Information provided:
- - -
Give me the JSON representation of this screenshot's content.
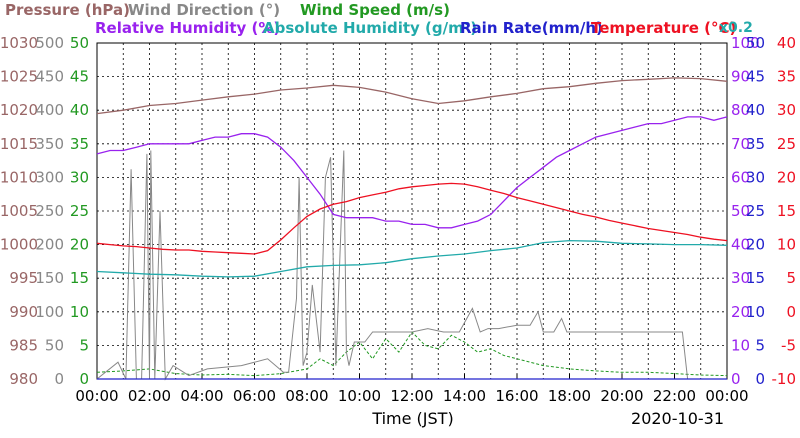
{
  "chart_data": {
    "type": "line",
    "legend": [
      {
        "label": "Pressure (hPa)",
        "color": "#996666"
      },
      {
        "label": "Wind Direction (°)",
        "color": "#888888"
      },
      {
        "label": "Wind Speed (m/s)",
        "color": "#229922"
      },
      {
        "label": "Relative Humidity (%)",
        "color": "#9922ee"
      },
      {
        "label": "Absolute Humidity (g/m³)",
        "color": "#22aaaa"
      },
      {
        "label": "Rain Rate(mm/h)",
        "color": "#2222cc"
      },
      {
        "label": "Temperature (°C)",
        "color": "#ee1122"
      },
      {
        "label": "x0.2",
        "color": "#22aaaa"
      }
    ],
    "xlabel": "Time (JST)",
    "date": "2020-10-31",
    "x_ticks": [
      "00:00",
      "02:00",
      "04:00",
      "06:00",
      "08:00",
      "10:00",
      "12:00",
      "14:00",
      "16:00",
      "18:00",
      "20:00",
      "22:00",
      "00:00"
    ],
    "grid": true,
    "axes": {
      "pressure": {
        "ticks": [
          "980",
          "985",
          "990",
          "995",
          "1000",
          "1005",
          "1010",
          "1015",
          "1020",
          "1025",
          "1030"
        ],
        "ylim": [
          980,
          1030
        ],
        "color": "#996666"
      },
      "wind_direction": {
        "ticks": [
          "0",
          "50",
          "100",
          "150",
          "200",
          "250",
          "300",
          "350",
          "400",
          "450",
          "500"
        ],
        "ylim": [
          0,
          500
        ],
        "color": "#888888"
      },
      "wind_speed": {
        "ticks": [
          "0",
          "5",
          "10",
          "15",
          "20",
          "25",
          "30",
          "35",
          "40",
          "45",
          "50"
        ],
        "ylim": [
          0,
          50
        ],
        "color": "#229922"
      },
      "relative_humidity": {
        "ticks": [
          "0",
          "10",
          "20",
          "30",
          "40",
          "50",
          "60",
          "70",
          "80",
          "90",
          "100"
        ],
        "ylim": [
          0,
          100
        ],
        "color": "#9922ee"
      },
      "rain_rate": {
        "ticks": [
          "0",
          "5",
          "10",
          "15",
          "20",
          "25",
          "30",
          "35",
          "40",
          "45",
          "50"
        ],
        "ylim": [
          0,
          50
        ],
        "color": "#2222cc"
      },
      "temperature": {
        "ticks": [
          "-10",
          "-5",
          "0",
          "5",
          "10",
          "15",
          "20",
          "25",
          "30",
          "35",
          "40"
        ],
        "ylim": [
          -10,
          40
        ],
        "color": "#ee1122"
      }
    },
    "x_range_hours": [
      0,
      24
    ],
    "series": [
      {
        "name": "Pressure (hPa)",
        "color": "#996666",
        "axis": "pressure",
        "x": [
          0,
          1,
          2,
          3,
          4,
          5,
          6,
          7,
          8,
          9,
          10,
          11,
          12,
          13,
          14,
          15,
          16,
          17,
          18,
          19,
          20,
          21,
          22,
          23,
          24
        ],
        "y": [
          1019.5,
          1020.0,
          1020.7,
          1021.0,
          1021.5,
          1022.0,
          1022.4,
          1023.0,
          1023.3,
          1023.7,
          1023.4,
          1022.7,
          1021.7,
          1021.0,
          1021.4,
          1022.0,
          1022.5,
          1023.2,
          1023.5,
          1024.0,
          1024.4,
          1024.6,
          1024.8,
          1024.7,
          1024.3
        ]
      },
      {
        "name": "Relative Humidity (%)",
        "color": "#9922ee",
        "axis": "relative_humidity",
        "x": [
          0,
          0.5,
          1,
          1.5,
          2,
          2.5,
          3,
          3.5,
          4,
          4.5,
          5,
          5.5,
          6,
          6.5,
          7,
          7.5,
          8,
          8.5,
          9,
          9.5,
          10,
          10.5,
          11,
          11.5,
          12,
          12.5,
          13,
          13.5,
          14,
          14.5,
          15,
          15.5,
          16,
          16.5,
          17,
          17.5,
          18,
          18.5,
          19,
          19.5,
          20,
          20.5,
          21,
          21.5,
          22,
          22.5,
          23,
          23.5,
          24
        ],
        "y": [
          67,
          68,
          68,
          69,
          70,
          70,
          70,
          70,
          71,
          72,
          72,
          73,
          73,
          72,
          69,
          65,
          60,
          55,
          49,
          48,
          48,
          48,
          47,
          47,
          46,
          46,
          45,
          45,
          46,
          47,
          49,
          53,
          57,
          60,
          63,
          66,
          68,
          70,
          72,
          73,
          74,
          75,
          76,
          76,
          77,
          78,
          78,
          77,
          78
        ]
      },
      {
        "name": "Absolute Humidity (g/m³) x0.2",
        "color": "#22aaaa",
        "axis": "temperature",
        "x": [
          0,
          1,
          2,
          3,
          4,
          5,
          6,
          7,
          8,
          9,
          10,
          11,
          12,
          13,
          14,
          15,
          16,
          17,
          18,
          19,
          20,
          21,
          22,
          23,
          24
        ],
        "y": [
          6.0,
          5.8,
          5.6,
          5.5,
          5.3,
          5.2,
          5.3,
          6.0,
          6.7,
          6.9,
          7.0,
          7.3,
          7.9,
          8.3,
          8.6,
          9.1,
          9.5,
          10.3,
          10.6,
          10.5,
          10.2,
          10.1,
          10.0,
          10.0,
          9.9
        ]
      },
      {
        "name": "Temperature (°C)",
        "color": "#ee1122",
        "axis": "temperature",
        "x": [
          0,
          0.5,
          1,
          1.5,
          2,
          2.5,
          3,
          3.5,
          4,
          4.5,
          5,
          5.5,
          6,
          6.5,
          7,
          7.5,
          8,
          8.5,
          9,
          9.5,
          10,
          10.5,
          11,
          11.5,
          12,
          12.5,
          13,
          13.5,
          14,
          14.5,
          15,
          15.5,
          16,
          16.5,
          17,
          17.5,
          18,
          18.5,
          19,
          19.5,
          20,
          20.5,
          21,
          21.5,
          22,
          22.5,
          23,
          23.5,
          24
        ],
        "y": [
          10.2,
          10.0,
          9.8,
          9.7,
          9.5,
          9.3,
          9.2,
          9.2,
          9.0,
          8.9,
          8.8,
          8.7,
          8.6,
          9.1,
          10.7,
          12.5,
          14.2,
          15.3,
          16.0,
          16.4,
          17.0,
          17.4,
          17.8,
          18.3,
          18.6,
          18.8,
          19.0,
          19.1,
          19.0,
          18.6,
          18.1,
          17.6,
          17.0,
          16.5,
          16.0,
          15.5,
          15.0,
          14.5,
          14.1,
          13.6,
          13.2,
          12.8,
          12.4,
          12.1,
          11.8,
          11.5,
          11.1,
          10.8,
          10.6
        ]
      },
      {
        "name": "Wind Direction (°)",
        "color": "#888888",
        "axis": "wind_direction",
        "x": [
          0,
          0.8,
          1.1,
          1.3,
          1.5,
          1.7,
          1.9,
          2.0,
          2.05,
          2.2,
          2.4,
          2.6,
          2.9,
          3.5,
          4.2,
          5.5,
          6.5,
          7.1,
          7.3,
          7.6,
          7.7,
          7.85,
          8.0,
          8.2,
          8.5,
          8.7,
          8.9,
          9.1,
          9.4,
          9.5,
          9.6,
          9.8,
          10.2,
          10.5,
          11.2,
          12.0,
          12.6,
          13.2,
          13.8,
          14.3,
          14.6,
          14.9,
          15.3,
          16.0,
          16.5,
          16.8,
          17.0,
          17.4,
          17.7,
          17.9,
          18.1,
          18.6,
          19.5,
          20.5,
          21.5,
          22.3,
          22.5,
          23.0,
          24
        ],
        "y": [
          0,
          25,
          0,
          312,
          0,
          0,
          335,
          0,
          340,
          0,
          250,
          0,
          20,
          5,
          15,
          20,
          30,
          10,
          10,
          120,
          300,
          20,
          40,
          140,
          40,
          300,
          330,
          20,
          340,
          40,
          20,
          55,
          55,
          70,
          70,
          70,
          75,
          70,
          70,
          105,
          70,
          75,
          75,
          80,
          80,
          100,
          70,
          70,
          90,
          70,
          70,
          70,
          70,
          70,
          70,
          70,
          0,
          0,
          0
        ]
      },
      {
        "name": "Wind Speed (m/s)",
        "color": "#229922",
        "axis": "wind_speed",
        "x": [
          0,
          1,
          2,
          3,
          4,
          5,
          6,
          7,
          8,
          8.5,
          9,
          9.5,
          10,
          10.5,
          11,
          11.5,
          12,
          12.5,
          13,
          13.5,
          14,
          14.5,
          15,
          15.5,
          16,
          17,
          18,
          19,
          20,
          21,
          22,
          23,
          24
        ],
        "y": [
          1,
          1.2,
          1.5,
          0.8,
          0.6,
          0.7,
          0.5,
          0.8,
          1.5,
          3.0,
          2.0,
          4.0,
          5.5,
          3.0,
          6.0,
          4.0,
          7.0,
          5.0,
          4.5,
          6.5,
          5.5,
          4.0,
          4.5,
          3.5,
          3.0,
          2.0,
          1.5,
          1.2,
          1.0,
          1.0,
          0.8,
          0.6,
          0.5
        ]
      },
      {
        "name": "Rain Rate(mm/h)",
        "color": "#2222cc",
        "axis": "rain_rate",
        "x": [
          0,
          24
        ],
        "y": [
          0,
          0
        ]
      }
    ]
  }
}
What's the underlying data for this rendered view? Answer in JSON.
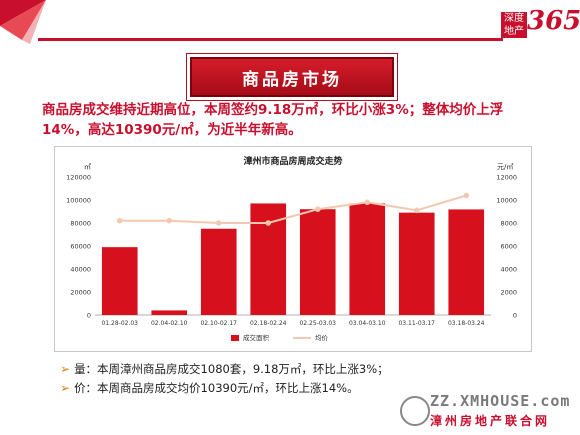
{
  "header": {
    "logo_small_text": "深度地产",
    "logo_number": "365",
    "section_title": "商品房市场"
  },
  "headline": "商品房成交维持近期高位，本周签约9.18万㎡，环比小涨3%；整体均价上浮14%，高达10390元/㎡，为近半年新高。",
  "chart_data": {
    "type": "bar",
    "title": "漳州市商品房周成交走势",
    "categories": [
      "01.28-02.03",
      "02.04-02.10",
      "02.10-02.17",
      "02.18-02.24",
      "02.25-03.03",
      "03.04-03.10",
      "03.11-03.17",
      "03.18-03.24"
    ],
    "series": [
      {
        "name": "成交面积",
        "type": "bar",
        "axis": "left",
        "values": [
          59000,
          4000,
          75000,
          97000,
          92000,
          97000,
          89000,
          91800
        ]
      },
      {
        "name": "均价",
        "type": "line",
        "axis": "right",
        "values": [
          8200,
          8200,
          8000,
          8000,
          9200,
          9800,
          9100,
          10390
        ]
      }
    ],
    "y_left": {
      "unit": "㎡",
      "range": [
        0,
        120000
      ],
      "ticks": [
        "0",
        "20000",
        "40000",
        "60000",
        "80000",
        "100000",
        "120000"
      ]
    },
    "y_right": {
      "unit": "元/㎡",
      "range": [
        0,
        12000
      ],
      "ticks": [
        "0",
        "2000",
        "4000",
        "6000",
        "8000",
        "10000",
        "12000"
      ]
    },
    "grid": false,
    "legend_position": "bottom",
    "bar_color": "#d7101e",
    "line_color": "#f2c9b0"
  },
  "bullets": [
    {
      "mark": "➢",
      "text": "量：本周漳州商品房成交1080套，9.18万㎡，环比上涨3%；"
    },
    {
      "mark": "➢",
      "text": "价：本周商品房成交均价10390元/㎡，环比上涨14%。"
    }
  ],
  "footer": {
    "url": "ZZ.XMHOUSE.com",
    "name": "漳州房地产联合网"
  },
  "colors": {
    "accent": "#c8102e"
  }
}
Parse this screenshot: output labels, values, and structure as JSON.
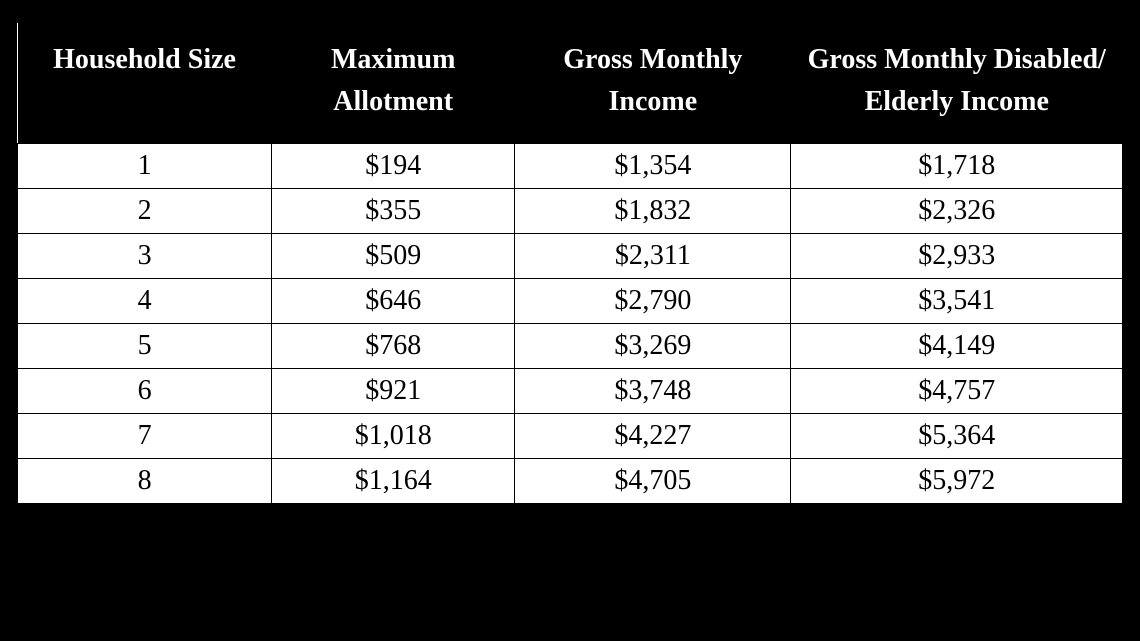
{
  "table": {
    "type": "table",
    "background_color": "#000000",
    "table_bg": "#ffffff",
    "border_color": "#000000",
    "header_bg": "#000000",
    "header_fg": "#ffffff",
    "cell_fg": "#000000",
    "header_fontsize": 28,
    "cell_fontsize": 28,
    "font_family": "Georgia, Times New Roman, serif",
    "column_widths_pct": [
      23,
      22,
      25,
      30
    ],
    "columns": [
      "Household Size",
      "Maximum Allotment",
      "Gross Monthly Income",
      "Gross Monthly Disabled/ Elderly Income"
    ],
    "rows": [
      [
        "1",
        "$194",
        "$1,354",
        "$1,718"
      ],
      [
        "2",
        "$355",
        "$1,832",
        "$2,326"
      ],
      [
        "3",
        "$509",
        "$2,311",
        "$2,933"
      ],
      [
        "4",
        "$646",
        "$2,790",
        "$3,541"
      ],
      [
        "5",
        "$768",
        "$3,269",
        "$4,149"
      ],
      [
        "6",
        "$921",
        "$3,748",
        "$4,757"
      ],
      [
        "7",
        "$1,018",
        "$4,227",
        "$5,364"
      ],
      [
        "8",
        "$1,164",
        "$4,705",
        "$5,972"
      ]
    ]
  }
}
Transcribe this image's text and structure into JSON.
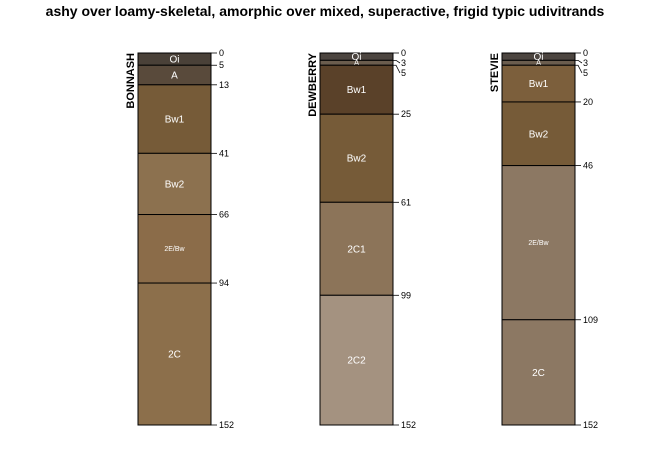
- - -
What is expected:
In the entries above, find each line with the word "screenshot" and copy it.

Result of the task:
Give me the JSON representation of this screenshot's content.
Parse this screenshot: output labels, values, and structure as JSON.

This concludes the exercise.